Extrait du texte
□ □ □ □ □
Le domaine de l'approvisionnement risque aussi d'être problématique : Carrefour ne possède pratiquement plus d'entrepôts et fait appel à des prestataires alors que Promodès a conservé une logistique intégrée. Comment vont-ils faire cohabiter ces deux systèmes?

Une autre difficulté à laquelle le nouveau groupe sera confrontée : le choix des enseignes. Il doit subsister qu'une seule enseigne par format de magasin. Certains choix s'imposent : Continent va s'effacer devant Carrefour qui est aussi la raison sociale du nouveau groupe et les discounts Ed seront remplacés par Dia. Le choix est plus incertain pour les supermarchés : Champion (Promodès) est déjà une enseigne internationale alors Stoc (Carrefour) est un succès en France. Mais en Espagne, pour les hypermarchés, il apparaît probable que les enseignes Pryca et Continente disparaîtront remplacées par Carrefour.

Mais les salariés de Promodès travaillant dans les hypermarchés Continent vont-ils accepter le changement d'enseigne si facilement? La culture d'entreprise forte de Carrefour ne risque-t-elle pas de heurter les salariés provenant de Promodès ?
□ □ □ □ □
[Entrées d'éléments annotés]
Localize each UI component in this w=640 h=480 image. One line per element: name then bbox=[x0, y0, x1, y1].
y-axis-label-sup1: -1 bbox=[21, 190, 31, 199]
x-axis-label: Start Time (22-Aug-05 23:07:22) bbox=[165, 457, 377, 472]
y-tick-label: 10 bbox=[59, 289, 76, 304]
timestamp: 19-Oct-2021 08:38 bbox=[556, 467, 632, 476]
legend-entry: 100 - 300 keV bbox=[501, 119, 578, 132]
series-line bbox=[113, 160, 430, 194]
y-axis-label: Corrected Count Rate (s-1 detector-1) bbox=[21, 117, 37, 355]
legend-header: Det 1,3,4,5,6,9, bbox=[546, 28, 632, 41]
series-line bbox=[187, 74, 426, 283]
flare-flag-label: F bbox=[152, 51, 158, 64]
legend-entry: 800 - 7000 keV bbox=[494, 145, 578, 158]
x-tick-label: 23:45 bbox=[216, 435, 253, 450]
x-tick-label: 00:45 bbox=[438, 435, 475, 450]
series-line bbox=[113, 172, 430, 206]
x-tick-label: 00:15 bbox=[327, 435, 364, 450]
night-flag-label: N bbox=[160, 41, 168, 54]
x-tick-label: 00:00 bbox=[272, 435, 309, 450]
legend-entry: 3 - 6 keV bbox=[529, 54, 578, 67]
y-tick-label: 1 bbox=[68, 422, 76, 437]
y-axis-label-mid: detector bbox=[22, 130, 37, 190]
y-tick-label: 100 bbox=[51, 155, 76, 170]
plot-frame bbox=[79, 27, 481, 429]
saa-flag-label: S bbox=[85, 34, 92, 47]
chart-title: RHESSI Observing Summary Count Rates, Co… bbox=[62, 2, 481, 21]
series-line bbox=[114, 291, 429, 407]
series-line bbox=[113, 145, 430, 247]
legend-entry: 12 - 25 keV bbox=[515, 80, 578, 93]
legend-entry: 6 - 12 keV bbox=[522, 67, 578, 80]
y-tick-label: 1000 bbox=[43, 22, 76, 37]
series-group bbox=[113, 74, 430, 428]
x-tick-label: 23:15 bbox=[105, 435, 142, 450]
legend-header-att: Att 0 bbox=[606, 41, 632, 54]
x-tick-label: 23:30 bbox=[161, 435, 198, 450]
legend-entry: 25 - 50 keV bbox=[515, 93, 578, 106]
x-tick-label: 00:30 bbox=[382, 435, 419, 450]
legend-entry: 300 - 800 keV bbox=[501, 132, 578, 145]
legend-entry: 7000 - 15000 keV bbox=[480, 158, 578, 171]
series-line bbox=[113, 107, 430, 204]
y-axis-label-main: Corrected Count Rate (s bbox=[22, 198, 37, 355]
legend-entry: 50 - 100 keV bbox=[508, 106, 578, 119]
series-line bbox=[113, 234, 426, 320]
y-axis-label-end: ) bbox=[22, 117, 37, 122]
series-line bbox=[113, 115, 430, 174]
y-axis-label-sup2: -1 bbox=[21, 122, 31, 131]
□ □ □ □ □
Vos consignes
D'après l'extrait sur la fusion Carrefour-Promodès, pourquoi le choix entre Champion et Stoc pour les supermarchés reste-t-il incertain ? Merci de répondre en une à trois phrases, s'il vous plaît.

Résultat de l'exercice
Le choix reste incertain parce que Champion, l'enseigne de Promodès, est déjà une enseigne internationale, tandis que Stoc, celle de Carrefour, est un succès en France. Or il ne doit subsister qu'une seule enseigne par format de magasin.